● INSTRUCTION
Search the data below for the string "Difference". Extract every line that contains it.
'''
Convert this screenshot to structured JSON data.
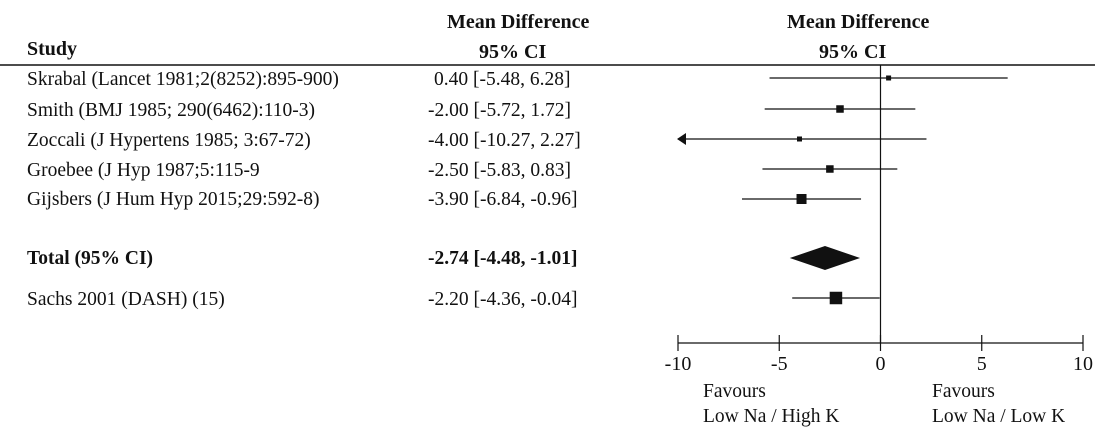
{
  "headers": {
    "study": "Study",
    "col_line1": "Mean Difference",
    "col_line2": "95% CI",
    "plot_line1": "Mean Difference",
    "plot_line2": "95% CI"
  },
  "chart_data": {
    "type": "forest",
    "studies": [
      {
        "label": "Skrabal (Lancet 1981;2(8252):895-900)",
        "ci_text": "0.40 [-5.48, 6.28]",
        "mean": 0.4,
        "lower": -5.48,
        "upper": 6.28,
        "weight": 1
      },
      {
        "label": "Smith (BMJ 1985; 290(6462):110-3)",
        "ci_text": "-2.00 [-5.72, 1.72]",
        "mean": -2.0,
        "lower": -5.72,
        "upper": 1.72,
        "weight": 2
      },
      {
        "label": "Zoccali (J Hypertens 1985; 3:67-72)",
        "ci_text": "-4.00 [-10.27, 2.27]",
        "mean": -4.0,
        "lower": -10.27,
        "upper": 2.27,
        "weight": 1
      },
      {
        "label": "Groebee (J Hyp 1987;5:115-9",
        "ci_text": "-2.50 [-5.83, 0.83]",
        "mean": -2.5,
        "lower": -5.83,
        "upper": 0.83,
        "weight": 2
      },
      {
        "label": "Gijsbers (J Hum Hyp 2015;29:592-8)",
        "ci_text": "-3.90 [-6.84, -0.96]",
        "mean": -3.9,
        "lower": -6.84,
        "upper": -0.96,
        "weight": 3
      }
    ],
    "total": {
      "label": "Total (95% CI)",
      "ci_text": "-2.74 [-4.48, -1.01]",
      "mean": -2.74,
      "lower": -4.48,
      "upper": -1.01
    },
    "reference": {
      "label": "Sachs 2001 (DASH) (15)",
      "ci_text": "-2.20 [-4.36, -0.04]",
      "mean": -2.2,
      "lower": -4.36,
      "upper": -0.04,
      "weight": 4
    },
    "xlim": [
      -10,
      10
    ],
    "xticks": [
      -10,
      -5,
      0,
      5,
      10
    ],
    "favours_left": [
      "Favours",
      "Low Na / High K"
    ],
    "favours_right": [
      "Favours",
      "Low Na / Low K"
    ]
  }
}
'''
● ANSWER FOR THIS EXERCISE
    "col_line1": "Mean Difference",
    "plot_line1": "Mean Difference",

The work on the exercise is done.